◆ Task description ◆
Find and return each line containing "JSON".

━━━ Data for this task

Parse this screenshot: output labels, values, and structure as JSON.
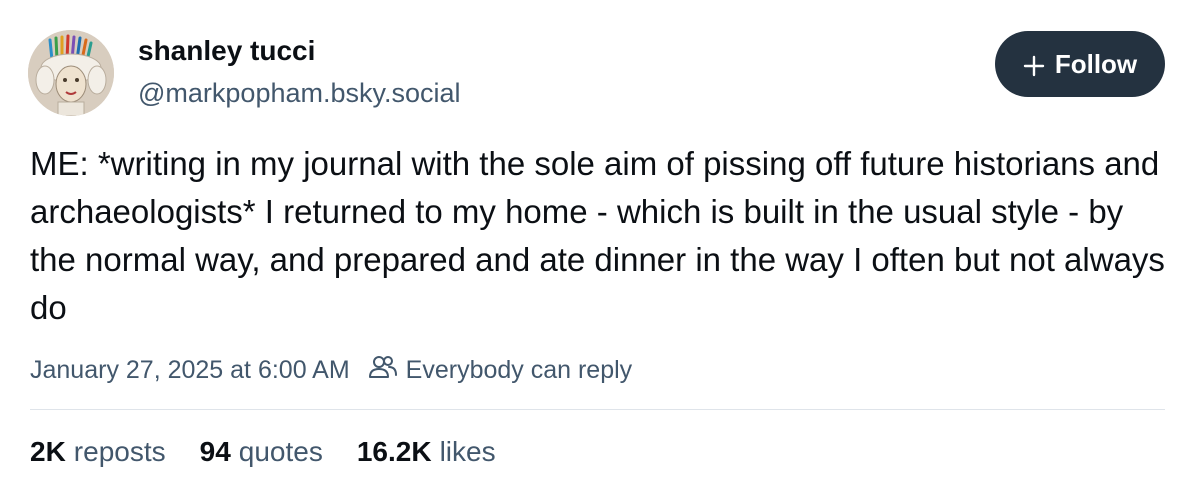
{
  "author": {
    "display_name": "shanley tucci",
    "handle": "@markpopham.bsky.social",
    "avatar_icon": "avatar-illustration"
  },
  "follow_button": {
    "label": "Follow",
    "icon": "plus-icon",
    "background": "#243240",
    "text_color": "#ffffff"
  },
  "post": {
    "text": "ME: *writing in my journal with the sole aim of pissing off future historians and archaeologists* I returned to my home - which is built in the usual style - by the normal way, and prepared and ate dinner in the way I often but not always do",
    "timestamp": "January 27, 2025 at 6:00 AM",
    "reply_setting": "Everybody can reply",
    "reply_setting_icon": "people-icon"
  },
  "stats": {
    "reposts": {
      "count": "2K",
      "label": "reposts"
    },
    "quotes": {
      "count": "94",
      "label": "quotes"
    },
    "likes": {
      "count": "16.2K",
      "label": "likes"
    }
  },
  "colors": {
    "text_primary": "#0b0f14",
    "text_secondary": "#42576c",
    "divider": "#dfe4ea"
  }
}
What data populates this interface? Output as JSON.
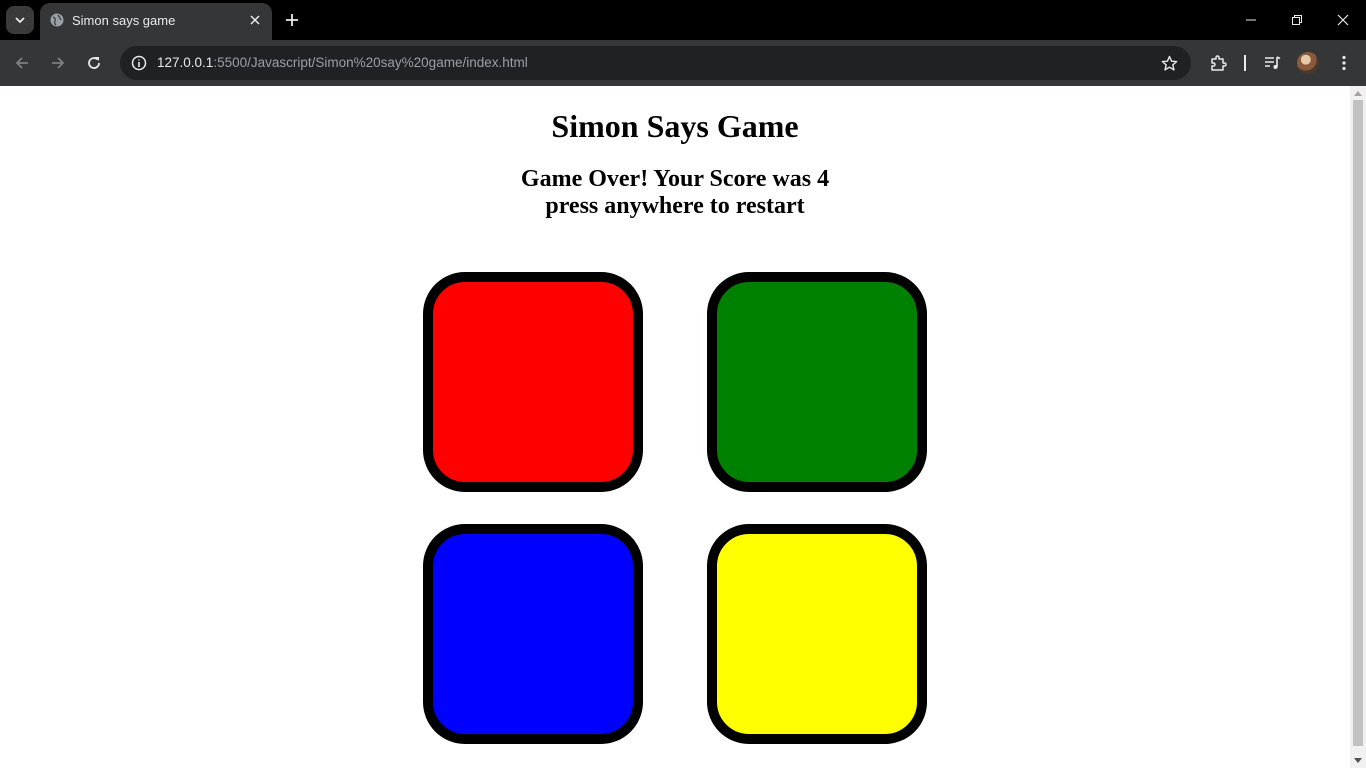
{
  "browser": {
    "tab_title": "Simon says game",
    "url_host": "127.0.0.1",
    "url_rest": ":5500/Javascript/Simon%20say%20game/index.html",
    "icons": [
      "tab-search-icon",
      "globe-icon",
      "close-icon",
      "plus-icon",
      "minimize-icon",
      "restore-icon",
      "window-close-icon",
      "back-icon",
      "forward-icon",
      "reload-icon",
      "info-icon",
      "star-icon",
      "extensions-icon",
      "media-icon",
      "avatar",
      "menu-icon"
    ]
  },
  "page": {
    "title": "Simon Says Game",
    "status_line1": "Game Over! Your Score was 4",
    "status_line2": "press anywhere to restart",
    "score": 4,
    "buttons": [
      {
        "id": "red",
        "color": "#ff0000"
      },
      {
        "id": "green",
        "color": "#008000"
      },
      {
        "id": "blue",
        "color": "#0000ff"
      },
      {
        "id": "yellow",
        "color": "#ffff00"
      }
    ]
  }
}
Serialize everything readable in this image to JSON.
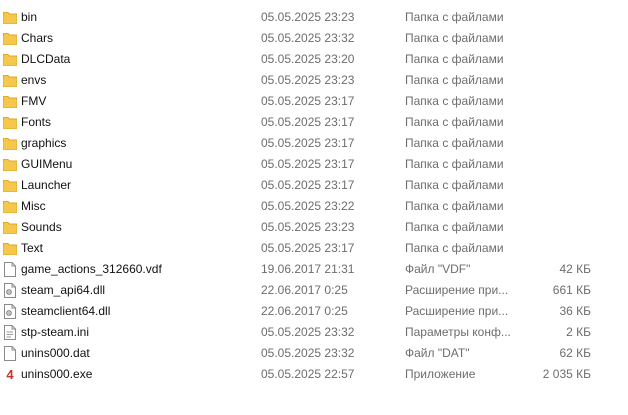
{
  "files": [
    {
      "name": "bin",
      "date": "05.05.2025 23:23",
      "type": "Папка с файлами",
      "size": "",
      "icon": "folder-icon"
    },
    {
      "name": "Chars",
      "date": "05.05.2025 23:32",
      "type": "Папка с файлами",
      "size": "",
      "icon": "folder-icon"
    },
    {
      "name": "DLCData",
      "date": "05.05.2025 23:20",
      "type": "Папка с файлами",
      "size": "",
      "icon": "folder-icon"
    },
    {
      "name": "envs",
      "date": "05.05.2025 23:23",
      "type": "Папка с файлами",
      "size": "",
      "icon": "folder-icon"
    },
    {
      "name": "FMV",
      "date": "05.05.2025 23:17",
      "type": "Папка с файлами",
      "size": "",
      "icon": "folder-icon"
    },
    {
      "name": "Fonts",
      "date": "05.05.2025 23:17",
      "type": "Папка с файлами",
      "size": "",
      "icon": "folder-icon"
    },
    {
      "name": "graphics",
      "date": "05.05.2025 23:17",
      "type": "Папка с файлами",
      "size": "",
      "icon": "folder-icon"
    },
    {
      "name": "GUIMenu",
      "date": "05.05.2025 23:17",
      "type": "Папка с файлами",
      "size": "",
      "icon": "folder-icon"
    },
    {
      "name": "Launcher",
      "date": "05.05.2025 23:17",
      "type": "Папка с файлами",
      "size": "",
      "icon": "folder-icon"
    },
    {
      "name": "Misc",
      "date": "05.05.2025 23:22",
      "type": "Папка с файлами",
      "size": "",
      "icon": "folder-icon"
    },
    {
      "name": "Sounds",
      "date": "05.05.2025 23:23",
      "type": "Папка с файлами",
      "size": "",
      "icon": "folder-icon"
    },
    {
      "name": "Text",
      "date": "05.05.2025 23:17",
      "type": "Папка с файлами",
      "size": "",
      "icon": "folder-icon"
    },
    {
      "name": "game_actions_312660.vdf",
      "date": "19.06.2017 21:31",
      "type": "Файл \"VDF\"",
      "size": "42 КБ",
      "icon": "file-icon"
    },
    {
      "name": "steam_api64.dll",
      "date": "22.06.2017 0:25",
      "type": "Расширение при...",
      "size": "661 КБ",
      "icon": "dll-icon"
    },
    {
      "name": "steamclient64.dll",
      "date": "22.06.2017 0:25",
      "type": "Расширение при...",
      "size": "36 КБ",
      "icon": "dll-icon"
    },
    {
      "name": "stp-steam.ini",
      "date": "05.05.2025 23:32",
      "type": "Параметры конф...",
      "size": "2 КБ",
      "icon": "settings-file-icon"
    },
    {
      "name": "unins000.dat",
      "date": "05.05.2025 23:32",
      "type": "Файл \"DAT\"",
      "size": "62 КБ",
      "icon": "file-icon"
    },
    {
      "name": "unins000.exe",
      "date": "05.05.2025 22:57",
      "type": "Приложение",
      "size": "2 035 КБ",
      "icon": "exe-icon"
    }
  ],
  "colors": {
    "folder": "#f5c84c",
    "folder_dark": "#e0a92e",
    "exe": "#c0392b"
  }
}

━━━━━━
━━━ Data for this task

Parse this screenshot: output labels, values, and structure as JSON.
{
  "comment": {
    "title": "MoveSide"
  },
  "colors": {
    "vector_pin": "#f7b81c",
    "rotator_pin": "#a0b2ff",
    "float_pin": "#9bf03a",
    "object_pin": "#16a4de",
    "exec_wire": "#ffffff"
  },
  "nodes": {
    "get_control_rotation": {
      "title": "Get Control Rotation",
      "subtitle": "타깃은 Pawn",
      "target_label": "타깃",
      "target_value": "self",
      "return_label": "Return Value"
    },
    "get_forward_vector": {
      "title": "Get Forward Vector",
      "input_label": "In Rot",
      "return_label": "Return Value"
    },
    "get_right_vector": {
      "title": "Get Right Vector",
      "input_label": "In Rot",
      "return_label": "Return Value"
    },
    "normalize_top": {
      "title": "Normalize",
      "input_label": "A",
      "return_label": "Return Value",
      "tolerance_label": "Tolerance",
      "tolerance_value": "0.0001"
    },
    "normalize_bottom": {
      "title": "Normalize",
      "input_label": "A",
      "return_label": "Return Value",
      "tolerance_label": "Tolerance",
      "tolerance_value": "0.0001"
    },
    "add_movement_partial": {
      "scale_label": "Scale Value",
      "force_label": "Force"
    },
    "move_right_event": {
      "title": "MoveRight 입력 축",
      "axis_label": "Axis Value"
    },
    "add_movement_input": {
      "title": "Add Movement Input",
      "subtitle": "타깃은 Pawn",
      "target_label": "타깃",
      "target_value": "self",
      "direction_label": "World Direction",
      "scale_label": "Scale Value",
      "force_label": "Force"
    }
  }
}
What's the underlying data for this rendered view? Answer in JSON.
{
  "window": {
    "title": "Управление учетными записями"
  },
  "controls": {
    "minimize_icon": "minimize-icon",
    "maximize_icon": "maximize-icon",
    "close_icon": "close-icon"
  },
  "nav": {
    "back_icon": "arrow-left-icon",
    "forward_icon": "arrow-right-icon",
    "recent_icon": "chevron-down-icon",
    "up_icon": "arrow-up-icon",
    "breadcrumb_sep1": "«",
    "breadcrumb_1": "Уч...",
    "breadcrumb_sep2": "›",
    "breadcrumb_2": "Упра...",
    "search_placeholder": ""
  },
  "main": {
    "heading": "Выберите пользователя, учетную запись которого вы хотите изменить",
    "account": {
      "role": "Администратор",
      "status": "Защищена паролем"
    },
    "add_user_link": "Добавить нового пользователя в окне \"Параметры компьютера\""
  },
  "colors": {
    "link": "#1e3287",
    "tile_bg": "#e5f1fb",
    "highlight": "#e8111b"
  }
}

━━━━━━
━━━ Data for this task

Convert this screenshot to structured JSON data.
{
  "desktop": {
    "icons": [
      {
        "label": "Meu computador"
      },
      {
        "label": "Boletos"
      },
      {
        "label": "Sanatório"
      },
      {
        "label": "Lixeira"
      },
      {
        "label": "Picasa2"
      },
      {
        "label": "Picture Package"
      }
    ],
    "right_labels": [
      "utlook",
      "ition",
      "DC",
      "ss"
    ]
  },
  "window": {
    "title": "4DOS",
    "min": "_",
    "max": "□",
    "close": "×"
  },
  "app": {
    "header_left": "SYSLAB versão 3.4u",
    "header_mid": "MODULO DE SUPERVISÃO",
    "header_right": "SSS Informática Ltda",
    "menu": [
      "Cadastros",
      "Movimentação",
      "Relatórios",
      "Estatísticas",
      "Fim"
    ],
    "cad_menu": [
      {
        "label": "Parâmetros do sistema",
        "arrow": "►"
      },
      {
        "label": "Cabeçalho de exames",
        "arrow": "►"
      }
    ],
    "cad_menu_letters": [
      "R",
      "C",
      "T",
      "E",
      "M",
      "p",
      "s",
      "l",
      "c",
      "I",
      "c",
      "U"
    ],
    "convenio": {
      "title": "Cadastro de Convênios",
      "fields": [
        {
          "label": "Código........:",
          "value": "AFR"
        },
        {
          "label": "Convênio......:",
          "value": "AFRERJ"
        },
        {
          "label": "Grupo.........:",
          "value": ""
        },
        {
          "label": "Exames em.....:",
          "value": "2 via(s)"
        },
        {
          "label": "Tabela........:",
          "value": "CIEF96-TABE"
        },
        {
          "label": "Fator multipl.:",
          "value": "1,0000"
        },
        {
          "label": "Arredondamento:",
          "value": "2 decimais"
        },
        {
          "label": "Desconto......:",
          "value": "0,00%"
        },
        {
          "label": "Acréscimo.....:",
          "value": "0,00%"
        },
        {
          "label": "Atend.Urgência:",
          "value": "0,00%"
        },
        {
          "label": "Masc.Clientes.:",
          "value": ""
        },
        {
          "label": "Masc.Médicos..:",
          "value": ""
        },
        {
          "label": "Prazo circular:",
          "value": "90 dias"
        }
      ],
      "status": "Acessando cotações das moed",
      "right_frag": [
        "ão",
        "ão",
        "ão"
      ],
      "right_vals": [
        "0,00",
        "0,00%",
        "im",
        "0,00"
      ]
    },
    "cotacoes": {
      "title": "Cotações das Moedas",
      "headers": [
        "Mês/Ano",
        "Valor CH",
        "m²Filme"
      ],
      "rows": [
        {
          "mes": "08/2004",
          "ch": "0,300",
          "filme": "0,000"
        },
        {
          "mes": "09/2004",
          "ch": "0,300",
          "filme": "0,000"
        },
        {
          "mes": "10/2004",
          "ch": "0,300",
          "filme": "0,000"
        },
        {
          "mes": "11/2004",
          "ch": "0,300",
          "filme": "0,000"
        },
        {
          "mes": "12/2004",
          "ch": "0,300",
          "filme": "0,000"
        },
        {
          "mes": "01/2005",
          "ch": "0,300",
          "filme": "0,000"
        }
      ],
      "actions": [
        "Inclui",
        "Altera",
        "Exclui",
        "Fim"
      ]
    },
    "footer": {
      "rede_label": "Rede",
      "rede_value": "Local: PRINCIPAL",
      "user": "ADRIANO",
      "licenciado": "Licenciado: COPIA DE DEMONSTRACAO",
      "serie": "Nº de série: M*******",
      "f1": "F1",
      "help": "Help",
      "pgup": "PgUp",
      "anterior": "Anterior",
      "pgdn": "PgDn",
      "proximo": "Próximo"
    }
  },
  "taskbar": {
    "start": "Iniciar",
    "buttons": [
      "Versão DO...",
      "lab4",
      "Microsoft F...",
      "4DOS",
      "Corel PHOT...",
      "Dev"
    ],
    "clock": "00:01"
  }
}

━━━━━━

◆ Solution to this problem ◆
Parse this screenshot: output labels, values, and structure as JSON.
What data populates this interface? Output as JSON.
Serialize everything readable in this image to JSON.
Parse this screenshot: output labels, values, and structure as JSON.
What's the underlying data for this rendered view? Answer in JSON.
Convert this screenshot to structured JSON data.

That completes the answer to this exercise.